▶ _What you need to do_
Scan the records below for the word "electronics" and give only the number of lines that hold it.

▶ _Records to use_
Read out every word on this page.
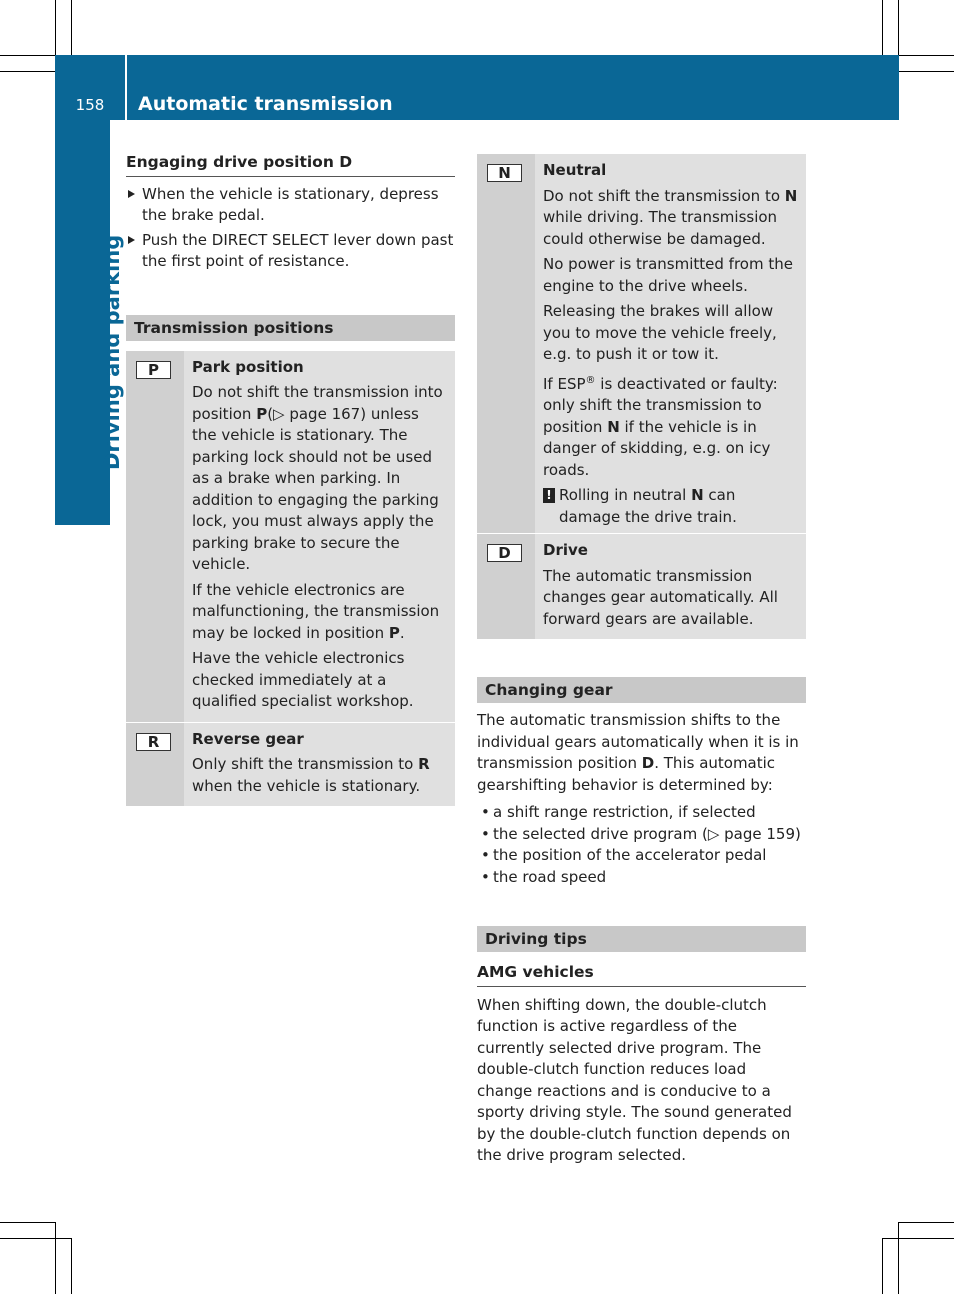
158	Automatic transmission
Driving and parking
Engaging drive position D

When the vehicle is stationary, depress the brake pedal.

Push the DIRECT SELECT lever down past the first point of resistance.

Transmission positions
P	Park position

Do not shift the transmission into position P(▷ page 167) unless the vehicle is stationary. The parking lock should not be used as a brake when parking. In addition to engaging the parking lock, you must always apply the parking brake to secure the vehicle.

If the vehicle electronics are malfunctioning, the transmission may be locked in position P.

Have the vehicle electronics checked immediately at a qualified specialist workshop.

R	Reverse gear

Only shift the transmission to R when the vehicle is stationary.

N	Neutral

Do not shift the transmission to N while driving. The transmission could otherwise be damaged.

No power is transmitted from the engine to the drive wheels.

Releasing the brakes will allow you to move the vehicle freely, e.g. to push it or tow it.

If ESP® is deactivated or faulty: only shift the transmission to position N if the vehicle is in danger of skidding, e.g. on icy roads.

! Rolling in neutral N can damage the drive train.
D	Drive

The automatic transmission changes gear automatically. All forward gears are available.

Changing gear

The automatic transmission shifts to the individual gears automatically when it is in transmission position D. This automatic gearshifting behavior is determined by:

• a shift range restriction, if selected

• the selected drive program (▷ page 159)

• the position of the accelerator pedal

• the road speed

Driving tips
AMG vehicles

When shifting down, the double-clutch function is active regardless of the currently selected drive program. The double-clutch function reduces load change reactions and is conducive to a sporty driving style. The sound generated by the double-clutch function depends on the drive program selected.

▶ _Full solution_
2